State how many lines in these records contain the word "JSON", and nothing else.
── RECORDS SUPPLIED ──
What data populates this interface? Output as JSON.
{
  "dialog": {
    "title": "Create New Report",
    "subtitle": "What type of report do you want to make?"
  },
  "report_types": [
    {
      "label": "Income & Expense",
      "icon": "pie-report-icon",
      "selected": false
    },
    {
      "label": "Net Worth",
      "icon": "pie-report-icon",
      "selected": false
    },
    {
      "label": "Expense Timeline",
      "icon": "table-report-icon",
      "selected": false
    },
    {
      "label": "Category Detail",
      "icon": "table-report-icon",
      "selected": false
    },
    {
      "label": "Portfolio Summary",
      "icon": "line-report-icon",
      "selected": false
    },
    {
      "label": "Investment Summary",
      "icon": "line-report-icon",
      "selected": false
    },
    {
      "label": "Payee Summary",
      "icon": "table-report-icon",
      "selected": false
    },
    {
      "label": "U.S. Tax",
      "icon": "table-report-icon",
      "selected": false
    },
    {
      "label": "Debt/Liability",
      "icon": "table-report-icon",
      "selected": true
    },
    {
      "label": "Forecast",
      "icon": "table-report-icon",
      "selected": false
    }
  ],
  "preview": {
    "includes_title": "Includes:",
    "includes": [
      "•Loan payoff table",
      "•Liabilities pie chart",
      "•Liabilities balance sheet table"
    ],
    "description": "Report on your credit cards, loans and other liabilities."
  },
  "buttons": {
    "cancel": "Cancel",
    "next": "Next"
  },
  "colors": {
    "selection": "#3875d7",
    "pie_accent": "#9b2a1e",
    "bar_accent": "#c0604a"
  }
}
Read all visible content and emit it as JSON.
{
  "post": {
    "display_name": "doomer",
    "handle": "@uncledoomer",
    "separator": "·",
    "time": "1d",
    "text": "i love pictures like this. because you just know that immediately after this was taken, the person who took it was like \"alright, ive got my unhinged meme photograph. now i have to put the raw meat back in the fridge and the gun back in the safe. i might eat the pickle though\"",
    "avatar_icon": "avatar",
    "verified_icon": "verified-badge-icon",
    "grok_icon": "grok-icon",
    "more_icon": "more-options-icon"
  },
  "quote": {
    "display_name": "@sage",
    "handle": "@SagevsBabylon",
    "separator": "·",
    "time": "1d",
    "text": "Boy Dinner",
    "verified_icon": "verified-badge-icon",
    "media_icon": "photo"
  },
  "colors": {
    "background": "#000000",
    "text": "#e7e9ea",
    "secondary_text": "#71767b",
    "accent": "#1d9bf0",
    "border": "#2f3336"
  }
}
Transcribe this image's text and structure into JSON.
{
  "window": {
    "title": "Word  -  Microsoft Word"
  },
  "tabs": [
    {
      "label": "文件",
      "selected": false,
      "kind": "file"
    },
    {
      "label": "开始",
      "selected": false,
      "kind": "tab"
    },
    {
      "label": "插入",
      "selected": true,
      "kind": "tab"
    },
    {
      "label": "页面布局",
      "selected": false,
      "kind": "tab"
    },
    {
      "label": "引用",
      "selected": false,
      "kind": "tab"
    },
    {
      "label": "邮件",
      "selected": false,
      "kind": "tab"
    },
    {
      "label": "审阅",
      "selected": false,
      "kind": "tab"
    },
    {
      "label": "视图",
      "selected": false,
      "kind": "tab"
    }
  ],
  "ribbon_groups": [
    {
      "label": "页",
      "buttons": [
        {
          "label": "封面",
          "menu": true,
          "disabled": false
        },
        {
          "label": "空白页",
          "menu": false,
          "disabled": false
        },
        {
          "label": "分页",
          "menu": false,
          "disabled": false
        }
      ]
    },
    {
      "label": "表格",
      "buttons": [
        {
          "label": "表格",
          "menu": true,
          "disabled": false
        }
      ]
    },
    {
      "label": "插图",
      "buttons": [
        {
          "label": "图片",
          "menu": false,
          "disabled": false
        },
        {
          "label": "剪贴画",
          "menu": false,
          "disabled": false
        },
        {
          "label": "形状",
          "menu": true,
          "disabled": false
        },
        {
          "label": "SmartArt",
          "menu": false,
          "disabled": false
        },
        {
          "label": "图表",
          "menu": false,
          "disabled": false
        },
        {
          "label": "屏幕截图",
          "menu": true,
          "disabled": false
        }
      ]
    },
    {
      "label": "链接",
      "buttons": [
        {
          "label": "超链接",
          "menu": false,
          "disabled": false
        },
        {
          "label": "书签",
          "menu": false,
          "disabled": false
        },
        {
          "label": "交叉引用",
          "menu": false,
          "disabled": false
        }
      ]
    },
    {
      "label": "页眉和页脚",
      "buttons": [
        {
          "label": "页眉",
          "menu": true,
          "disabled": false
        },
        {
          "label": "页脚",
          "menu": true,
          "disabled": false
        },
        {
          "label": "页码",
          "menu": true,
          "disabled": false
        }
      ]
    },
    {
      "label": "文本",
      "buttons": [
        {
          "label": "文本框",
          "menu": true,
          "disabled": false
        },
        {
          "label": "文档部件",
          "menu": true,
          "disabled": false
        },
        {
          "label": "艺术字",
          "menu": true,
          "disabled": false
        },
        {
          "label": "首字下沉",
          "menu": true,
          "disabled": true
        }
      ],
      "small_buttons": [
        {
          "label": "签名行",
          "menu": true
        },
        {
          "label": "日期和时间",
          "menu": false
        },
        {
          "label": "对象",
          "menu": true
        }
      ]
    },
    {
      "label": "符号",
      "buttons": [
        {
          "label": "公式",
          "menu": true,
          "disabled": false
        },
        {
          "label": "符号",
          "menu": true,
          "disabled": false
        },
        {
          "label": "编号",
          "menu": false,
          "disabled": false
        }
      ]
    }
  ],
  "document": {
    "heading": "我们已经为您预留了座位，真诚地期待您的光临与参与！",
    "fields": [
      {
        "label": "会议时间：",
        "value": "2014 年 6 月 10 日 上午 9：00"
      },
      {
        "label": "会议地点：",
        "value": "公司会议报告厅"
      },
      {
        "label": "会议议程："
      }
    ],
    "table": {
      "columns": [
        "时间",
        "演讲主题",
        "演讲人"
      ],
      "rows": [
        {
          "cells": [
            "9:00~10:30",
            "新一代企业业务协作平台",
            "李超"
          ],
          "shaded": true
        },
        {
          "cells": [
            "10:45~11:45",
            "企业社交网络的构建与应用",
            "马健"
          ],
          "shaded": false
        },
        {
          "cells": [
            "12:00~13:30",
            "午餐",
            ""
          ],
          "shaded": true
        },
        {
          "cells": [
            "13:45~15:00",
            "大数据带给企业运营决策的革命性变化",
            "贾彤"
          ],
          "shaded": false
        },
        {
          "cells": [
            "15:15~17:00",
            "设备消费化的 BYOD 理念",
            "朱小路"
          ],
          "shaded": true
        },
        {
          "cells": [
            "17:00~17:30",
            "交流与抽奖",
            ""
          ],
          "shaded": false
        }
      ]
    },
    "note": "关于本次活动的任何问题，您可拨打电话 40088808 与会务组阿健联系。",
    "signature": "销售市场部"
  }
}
───
*CORRECT OUTPUT*: 3